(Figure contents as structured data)

►

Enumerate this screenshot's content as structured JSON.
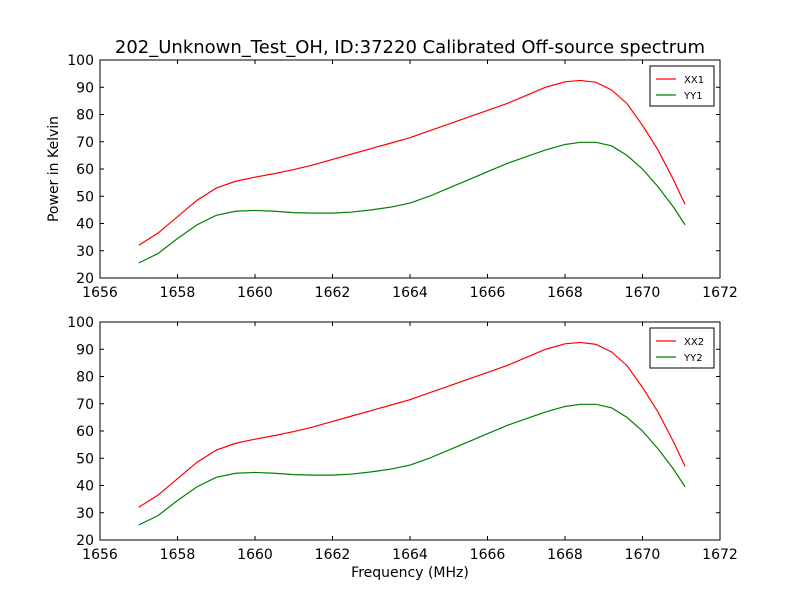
{
  "colors": {
    "xx": "#ff0000",
    "yy": "#008000"
  },
  "chart_data": [
    {
      "type": "line",
      "title": "202_Unknown_Test_OH, ID:37220 Calibrated Off-source spectrum",
      "xlabel": "",
      "ylabel": "Power in Kelvin",
      "xlim": [
        1656,
        1672
      ],
      "ylim": [
        20,
        100
      ],
      "xticks": [
        "1656",
        "1658",
        "1660",
        "1662",
        "1664",
        "1666",
        "1668",
        "1670",
        "1672"
      ],
      "yticks": [
        "20",
        "30",
        "40",
        "50",
        "60",
        "70",
        "80",
        "90",
        "100"
      ],
      "grid": false,
      "legend": "top-right",
      "series": [
        {
          "name": "XX1",
          "color": "#ff0000",
          "x": [
            1657.0,
            1657.5,
            1658.0,
            1658.5,
            1659.0,
            1659.5,
            1660.0,
            1660.5,
            1661.0,
            1661.5,
            1662.0,
            1662.5,
            1663.0,
            1663.5,
            1664.0,
            1664.5,
            1665.0,
            1665.5,
            1666.0,
            1666.5,
            1667.0,
            1667.5,
            1668.0,
            1668.4,
            1668.8,
            1669.2,
            1669.6,
            1670.0,
            1670.4,
            1670.8,
            1671.1
          ],
          "y": [
            32,
            36.5,
            42.5,
            48.5,
            53,
            55.5,
            57,
            58.3,
            59.8,
            61.5,
            63.5,
            65.5,
            67.5,
            69.5,
            71.5,
            74,
            76.5,
            79,
            81.5,
            84,
            87,
            90,
            92,
            92.5,
            91.8,
            89,
            84,
            76,
            67,
            56,
            47
          ]
        },
        {
          "name": "YY1",
          "color": "#008000",
          "x": [
            1657.0,
            1657.5,
            1658.0,
            1658.5,
            1659.0,
            1659.5,
            1660.0,
            1660.5,
            1661.0,
            1661.5,
            1662.0,
            1662.5,
            1663.0,
            1663.5,
            1664.0,
            1664.5,
            1665.0,
            1665.5,
            1666.0,
            1666.5,
            1667.0,
            1667.5,
            1668.0,
            1668.4,
            1668.8,
            1669.2,
            1669.6,
            1670.0,
            1670.4,
            1670.8,
            1671.1
          ],
          "y": [
            25.5,
            29,
            34.5,
            39.5,
            43,
            44.5,
            44.8,
            44.5,
            44,
            43.8,
            43.8,
            44.2,
            45,
            46,
            47.5,
            50,
            53,
            56,
            59,
            62,
            64.5,
            67,
            69,
            69.8,
            69.8,
            68.5,
            65,
            60,
            53.5,
            46,
            39.5
          ]
        }
      ]
    },
    {
      "type": "line",
      "title": "",
      "xlabel": "Frequency (MHz)",
      "ylabel": "",
      "xlim": [
        1656,
        1672
      ],
      "ylim": [
        20,
        100
      ],
      "xticks": [
        "1656",
        "1658",
        "1660",
        "1662",
        "1664",
        "1666",
        "1668",
        "1670",
        "1672"
      ],
      "yticks": [
        "20",
        "30",
        "40",
        "50",
        "60",
        "70",
        "80",
        "90",
        "100"
      ],
      "grid": false,
      "legend": "top-right",
      "series": [
        {
          "name": "XX2",
          "color": "#ff0000",
          "x": [
            1657.0,
            1657.5,
            1658.0,
            1658.5,
            1659.0,
            1659.5,
            1660.0,
            1660.5,
            1661.0,
            1661.5,
            1662.0,
            1662.5,
            1663.0,
            1663.5,
            1664.0,
            1664.5,
            1665.0,
            1665.5,
            1666.0,
            1666.5,
            1667.0,
            1667.5,
            1668.0,
            1668.4,
            1668.8,
            1669.2,
            1669.6,
            1670.0,
            1670.4,
            1670.8,
            1671.1
          ],
          "y": [
            32,
            36.5,
            42.5,
            48.5,
            53,
            55.5,
            57,
            58.3,
            59.8,
            61.5,
            63.5,
            65.5,
            67.5,
            69.5,
            71.5,
            74,
            76.5,
            79,
            81.5,
            84,
            87,
            90,
            92,
            92.5,
            91.8,
            89,
            84,
            76,
            67,
            56,
            47
          ]
        },
        {
          "name": "YY2",
          "color": "#008000",
          "x": [
            1657.0,
            1657.5,
            1658.0,
            1658.5,
            1659.0,
            1659.5,
            1660.0,
            1660.5,
            1661.0,
            1661.5,
            1662.0,
            1662.5,
            1663.0,
            1663.5,
            1664.0,
            1664.5,
            1665.0,
            1665.5,
            1666.0,
            1666.5,
            1667.0,
            1667.5,
            1668.0,
            1668.4,
            1668.8,
            1669.2,
            1669.6,
            1670.0,
            1670.4,
            1670.8,
            1671.1
          ],
          "y": [
            25.5,
            29,
            34.5,
            39.5,
            43,
            44.5,
            44.8,
            44.5,
            44,
            43.8,
            43.8,
            44.2,
            45,
            46,
            47.5,
            50,
            53,
            56,
            59,
            62,
            64.5,
            67,
            69,
            69.8,
            69.8,
            68.5,
            65,
            60,
            53.5,
            46,
            39.5
          ]
        }
      ]
    }
  ]
}
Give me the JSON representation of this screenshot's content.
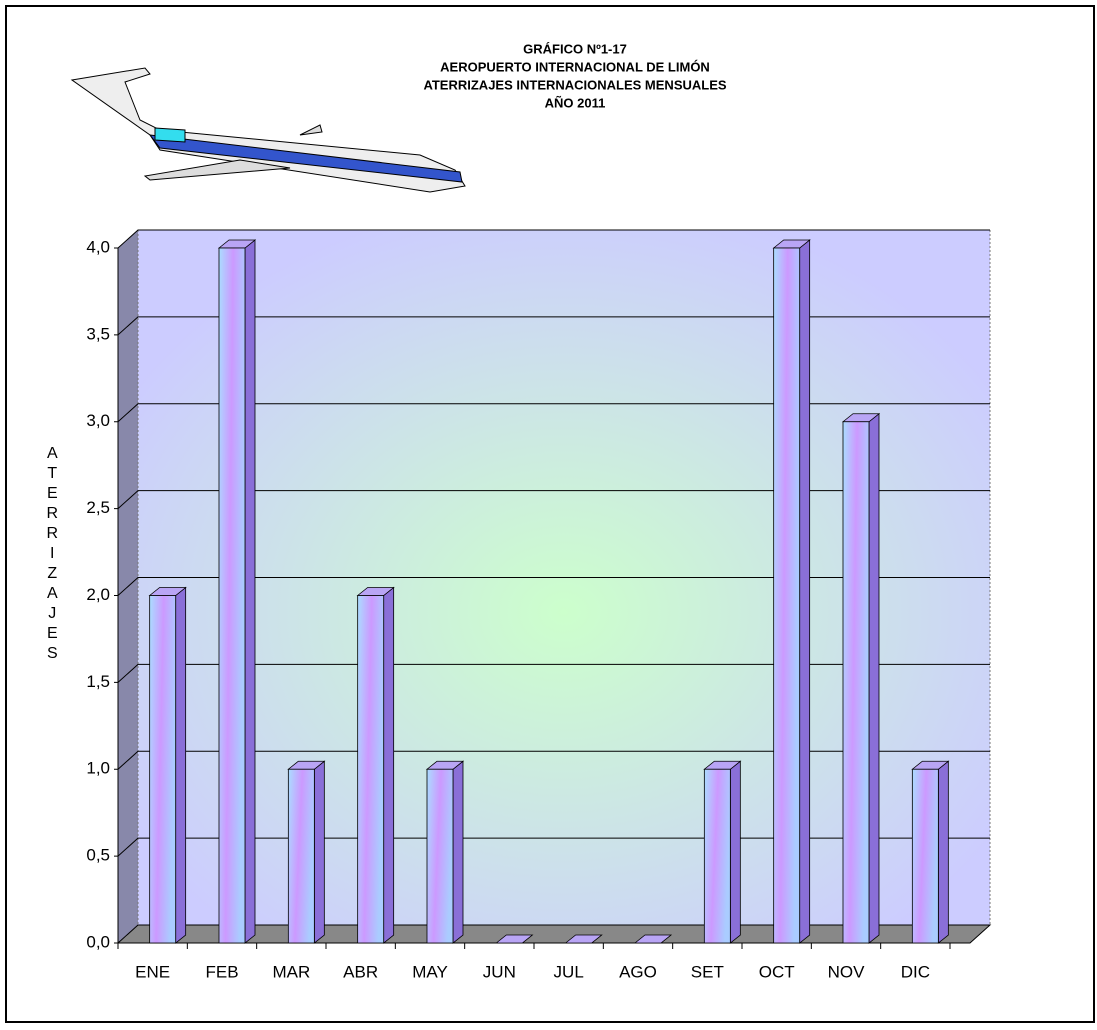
{
  "chart_data": {
    "type": "bar3d",
    "title": [
      "GRÁFICO Nº1-17",
      "AEROPUERTO INTERNACIONAL DE LIMÓN",
      "ATERRIZAJES INTERNACIONALES MENSUALES",
      "AÑO 2011"
    ],
    "y_label": "ATERRIZAJES",
    "categories": [
      "ENE",
      "FEB",
      "MAR",
      "ABR",
      "MAY",
      "JUN",
      "JUL",
      "AGO",
      "SET",
      "OCT",
      "NOV",
      "DIC"
    ],
    "values": [
      2,
      4,
      1,
      2,
      1,
      0,
      0,
      0,
      1,
      4,
      3,
      1
    ],
    "color": "#8a6fd8",
    "ylim": [
      0,
      4
    ],
    "yticks": [
      {
        "value": 0,
        "label": "0,0"
      },
      {
        "value": 0.5,
        "label": "0,5"
      },
      {
        "value": 1,
        "label": "1,0"
      },
      {
        "value": 1.5,
        "label": "1,5"
      },
      {
        "value": 2,
        "label": "2,0"
      },
      {
        "value": 2.5,
        "label": "2,5"
      },
      {
        "value": 3,
        "label": "3,0"
      },
      {
        "value": 3.5,
        "label": "3,5"
      },
      {
        "value": 4,
        "label": "4,0"
      }
    ],
    "grid": true
  }
}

◄

◆ AIM ◆
Write out every line above exactly as it is, leaving out the pictures.

◆ RESPONSE FOR THIS EXERCISE ◆
Enumerate this screenshot's content as structured JSON.
{
  "colors": {
    "xx": "#ff0000",
    "yy": "#008000"
  },
  "chart_data": [
    {
      "type": "line",
      "title": "202_Unknown_Test_OH, ID:37220 Calibrated Off-source spectrum",
      "xlabel": "",
      "ylabel": "Power in Kelvin",
      "xlim": [
        1656,
        1672
      ],
      "ylim": [
        20,
        100
      ],
      "xticks": [
        "1656",
        "1658",
        "1660",
        "1662",
        "1664",
        "1666",
        "1668",
        "1670",
        "1672"
      ],
      "yticks": [
        "20",
        "30",
        "40",
        "50",
        "60",
        "70",
        "80",
        "90",
        "100"
      ],
      "grid": false,
      "legend": "top-right",
      "series": [
        {
          "name": "XX1",
          "color": "#ff0000",
          "x": [
            1657.0,
            1657.5,
            1658.0,
            1658.5,
            1659.0,
            1659.5,
            1660.0,
            1660.5,
            1661.0,
            1661.5,
            1662.0,
            1662.5,
            1663.0,
            1663.5,
            1664.0,
            1664.5,
            1665.0,
            1665.5,
            1666.0,
            1666.5,
            1667.0,
            1667.5,
            1668.0,
            1668.4,
            1668.8,
            1669.2,
            1669.6,
            1670.0,
            1670.4,
            1670.8,
            1671.1
          ],
          "y": [
            32,
            36.5,
            42.5,
            48.5,
            53,
            55.5,
            57,
            58.3,
            59.8,
            61.5,
            63.5,
            65.5,
            67.5,
            69.5,
            71.5,
            74,
            76.5,
            79,
            81.5,
            84,
            87,
            90,
            92,
            92.5,
            91.8,
            89,
            84,
            76,
            67,
            56,
            47
          ]
        },
        {
          "name": "YY1",
          "color": "#008000",
          "x": [
            1657.0,
            1657.5,
            1658.0,
            1658.5,
            1659.0,
            1659.5,
            1660.0,
            1660.5,
            1661.0,
            1661.5,
            1662.0,
            1662.5,
            1663.0,
            1663.5,
            1664.0,
            1664.5,
            1665.0,
            1665.5,
            1666.0,
            1666.5,
            1667.0,
            1667.5,
            1668.0,
            1668.4,
            1668.8,
            1669.2,
            1669.6,
            1670.0,
            1670.4,
            1670.8,
            1671.1
          ],
          "y": [
            25.5,
            29,
            34.5,
            39.5,
            43,
            44.5,
            44.8,
            44.5,
            44,
            43.8,
            43.8,
            44.2,
            45,
            46,
            47.5,
            50,
            53,
            56,
            59,
            62,
            64.5,
            67,
            69,
            69.8,
            69.8,
            68.5,
            65,
            60,
            53.5,
            46,
            39.5
          ]
        }
      ]
    },
    {
      "type": "line",
      "title": "",
      "xlabel": "Frequency (MHz)",
      "ylabel": "",
      "xlim": [
        1656,
        1672
      ],
      "ylim": [
        20,
        100
      ],
      "xticks": [
        "1656",
        "1658",
        "1660",
        "1662",
        "1664",
        "1666",
        "1668",
        "1670",
        "1672"
      ],
      "yticks": [
        "20",
        "30",
        "40",
        "50",
        "60",
        "70",
        "80",
        "90",
        "100"
      ],
      "grid": false,
      "legend": "top-right",
      "series": [
        {
          "name": "XX2",
          "color": "#ff0000",
          "x": [
            1657.0,
            1657.5,
            1658.0,
            1658.5,
            1659.0,
            1659.5,
            1660.0,
            1660.5,
            1661.0,
            1661.5,
            1662.0,
            1662.5,
            1663.0,
            1663.5,
            1664.0,
            1664.5,
            1665.0,
            1665.5,
            1666.0,
            1666.5,
            1667.0,
            1667.5,
            1668.0,
            1668.4,
            1668.8,
            1669.2,
            1669.6,
            1670.0,
            1670.4,
            1670.8,
            1671.1
          ],
          "y": [
            32,
            36.5,
            42.5,
            48.5,
            53,
            55.5,
            57,
            58.3,
            59.8,
            61.5,
            63.5,
            65.5,
            67.5,
            69.5,
            71.5,
            74,
            76.5,
            79,
            81.5,
            84,
            87,
            90,
            92,
            92.5,
            91.8,
            89,
            84,
            76,
            67,
            56,
            47
          ]
        },
        {
          "name": "YY2",
          "color": "#008000",
          "x": [
            1657.0,
            1657.5,
            1658.0,
            1658.5,
            1659.0,
            1659.5,
            1660.0,
            1660.5,
            1661.0,
            1661.5,
            1662.0,
            1662.5,
            1663.0,
            1663.5,
            1664.0,
            1664.5,
            1665.0,
            1665.5,
            1666.0,
            1666.5,
            1667.0,
            1667.5,
            1668.0,
            1668.4,
            1668.8,
            1669.2,
            1669.6,
            1670.0,
            1670.4,
            1670.8,
            1671.1
          ],
          "y": [
            25.5,
            29,
            34.5,
            39.5,
            43,
            44.5,
            44.8,
            44.5,
            44,
            43.8,
            43.8,
            44.2,
            45,
            46,
            47.5,
            50,
            53,
            56,
            59,
            62,
            64.5,
            67,
            69,
            69.8,
            69.8,
            68.5,
            65,
            60,
            53.5,
            46,
            39.5
          ]
        }
      ]
    }
  ]
}
Give me the JSON representation of this screenshot's content.
{
  "chart_data": {
    "type": "bar3d",
    "title": [
      "GRÁFICO Nº1-17",
      "AEROPUERTO INTERNACIONAL DE LIMÓN",
      "ATERRIZAJES INTERNACIONALES MENSUALES",
      "AÑO 2011"
    ],
    "y_label": "ATERRIZAJES",
    "categories": [
      "ENE",
      "FEB",
      "MAR",
      "ABR",
      "MAY",
      "JUN",
      "JUL",
      "AGO",
      "SET",
      "OCT",
      "NOV",
      "DIC"
    ],
    "values": [
      2,
      4,
      1,
      2,
      1,
      0,
      0,
      0,
      1,
      4,
      3,
      1
    ],
    "color": "#8a6fd8",
    "ylim": [
      0,
      4
    ],
    "yticks": [
      {
        "value": 0,
        "label": "0,0"
      },
      {
        "value": 0.5,
        "label": "0,5"
      },
      {
        "value": 1,
        "label": "1,0"
      },
      {
        "value": 1.5,
        "label": "1,5"
      },
      {
        "value": 2,
        "label": "2,0"
      },
      {
        "value": 2.5,
        "label": "2,5"
      },
      {
        "value": 3,
        "label": "3,0"
      },
      {
        "value": 3.5,
        "label": "3,5"
      },
      {
        "value": 4,
        "label": "4,0"
      }
    ],
    "grid": true
  }
}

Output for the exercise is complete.